WORK INSTRUCTIONS. Your task is to repeat all of the data exactly while excluding the pictures.

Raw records
▼
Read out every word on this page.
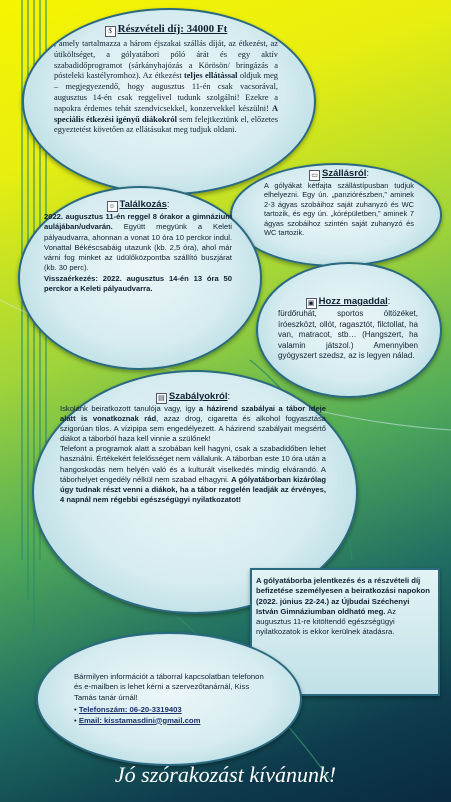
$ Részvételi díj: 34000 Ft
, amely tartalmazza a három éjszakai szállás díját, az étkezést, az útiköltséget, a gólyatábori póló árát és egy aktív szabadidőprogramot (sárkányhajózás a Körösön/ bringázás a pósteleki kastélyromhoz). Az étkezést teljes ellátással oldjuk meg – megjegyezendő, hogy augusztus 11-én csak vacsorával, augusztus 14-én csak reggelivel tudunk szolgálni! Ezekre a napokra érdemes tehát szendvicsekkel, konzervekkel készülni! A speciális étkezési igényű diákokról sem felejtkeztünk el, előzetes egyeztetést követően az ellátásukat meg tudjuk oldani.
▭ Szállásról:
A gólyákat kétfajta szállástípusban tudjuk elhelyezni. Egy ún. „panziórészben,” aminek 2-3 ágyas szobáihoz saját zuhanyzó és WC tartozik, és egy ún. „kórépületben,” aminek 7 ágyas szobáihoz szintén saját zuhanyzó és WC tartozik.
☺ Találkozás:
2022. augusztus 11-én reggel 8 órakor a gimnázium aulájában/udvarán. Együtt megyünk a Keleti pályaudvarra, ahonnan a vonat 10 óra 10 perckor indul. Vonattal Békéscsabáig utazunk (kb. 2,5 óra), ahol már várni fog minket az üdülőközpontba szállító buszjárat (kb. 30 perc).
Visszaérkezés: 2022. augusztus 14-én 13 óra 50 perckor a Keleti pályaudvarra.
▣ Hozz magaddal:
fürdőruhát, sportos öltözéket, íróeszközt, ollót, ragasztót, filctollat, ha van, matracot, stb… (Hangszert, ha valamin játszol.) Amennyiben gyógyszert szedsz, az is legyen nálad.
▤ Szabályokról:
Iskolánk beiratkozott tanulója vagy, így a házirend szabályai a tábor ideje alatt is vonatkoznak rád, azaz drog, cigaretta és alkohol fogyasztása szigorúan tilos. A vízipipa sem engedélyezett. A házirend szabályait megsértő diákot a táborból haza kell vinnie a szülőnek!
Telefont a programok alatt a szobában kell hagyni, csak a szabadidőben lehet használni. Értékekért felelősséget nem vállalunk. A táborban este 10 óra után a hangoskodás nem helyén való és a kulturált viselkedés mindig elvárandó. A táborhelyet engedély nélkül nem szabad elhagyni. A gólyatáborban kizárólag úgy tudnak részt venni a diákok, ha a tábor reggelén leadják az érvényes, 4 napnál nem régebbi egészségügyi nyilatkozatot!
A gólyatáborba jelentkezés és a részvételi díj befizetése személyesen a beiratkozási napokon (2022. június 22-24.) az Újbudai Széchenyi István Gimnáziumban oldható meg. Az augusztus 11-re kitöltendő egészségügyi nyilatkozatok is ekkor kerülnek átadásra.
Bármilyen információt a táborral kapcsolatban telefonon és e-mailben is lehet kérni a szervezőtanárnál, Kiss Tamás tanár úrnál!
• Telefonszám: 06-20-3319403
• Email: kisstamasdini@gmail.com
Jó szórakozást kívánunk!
▲
TASK RESULT.
Read out every word on this page.
$ Részvételi díj: 34000 Ft
, amely tartalmazza a három éjszakai szállás díját, az étkezést, az útiköltséget, a gólyatábori póló árát és egy aktív szabadidőprogramot (sárkányhajózás a Körösön/ bringázás a pósteleki kastélyromhoz). Az étkezést teljes ellátással oldjuk meg – megjegyezendő, hogy augusztus 11-én csak vacsorával, augusztus 14-én csak reggelivel tudunk szolgálni! Ezekre a napokra érdemes tehát szendvicsekkel, konzervekkel készülni! A speciális étkezési igényű diákokról sem felejtkeztünk el, előzetes egyeztetést követően az ellátásukat meg tudjuk oldani.
▭ Szállásról:
A gólyákat kétfajta szállástípusban tudjuk elhelyezni. Egy ún. „panziórészben,” aminek 2-3 ágyas szobáihoz saját zuhanyzó és WC tartozik, és egy ún. „kórépületben,” aminek 7 ágyas szobáihoz szintén saját zuhanyzó és WC tartozik.
☺ Találkozás:
2022. augusztus 11-én reggel 8 órakor a gimnázium aulájában/udvarán. Együtt megyünk a Keleti pályaudvarra, ahonnan a vonat 10 óra 10 perckor indul. Vonattal Békéscsabáig utazunk (kb. 2,5 óra), ahol már várni fog minket az üdülőközpontba szállító buszjárat (kb. 30 perc).
Visszaérkezés: 2022. augusztus 14-én 13 óra 50 perckor a Keleti pályaudvarra.
▣ Hozz magaddal:
fürdőruhát, sportos öltözéket, íróeszközt, ollót, ragasztót, filctollat, ha van, matracot, stb… (Hangszert, ha valamin játszol.) Amennyiben gyógyszert szedsz, az is legyen nálad.
▤ Szabályokról:
Iskolánk beiratkozott tanulója vagy, így a házirend szabályai a tábor ideje alatt is vonatkoznak rád, azaz drog, cigaretta és alkohol fogyasztása szigorúan tilos. A vízipipa sem engedélyezett. A házirend szabályait megsértő diákot a táborból haza kell vinnie a szülőnek!
Telefont a programok alatt a szobában kell hagyni, csak a szabadidőben lehet használni. Értékekért felelősséget nem vállalunk. A táborban este 10 óra után a hangoskodás nem helyén való és a kulturált viselkedés mindig elvárandó. A táborhelyet engedély nélkül nem szabad elhagyni. A gólyatáborban kizárólag úgy tudnak részt venni a diákok, ha a tábor reggelén leadják az érvényes, 4 napnál nem régebbi egészségügyi nyilatkozatot!
A gólyatáborba jelentkezés és a részvételi díj befizetése személyesen a beiratkozási napokon (2022. június 22-24.) az Újbudai Széchenyi István Gimnáziumban oldható meg. Az augusztus 11-re kitöltendő egészségügyi nyilatkozatok is ekkor kerülnek átadásra.
Bármilyen információt a táborral kapcsolatban telefonon és e-mailben is lehet kérni a szervezőtanárnál, Kiss Tamás tanár úrnál!
• Telefonszám: 06-20-3319403
• Email: kisstamasdini@gmail.com
Jó szórakozást kívánunk!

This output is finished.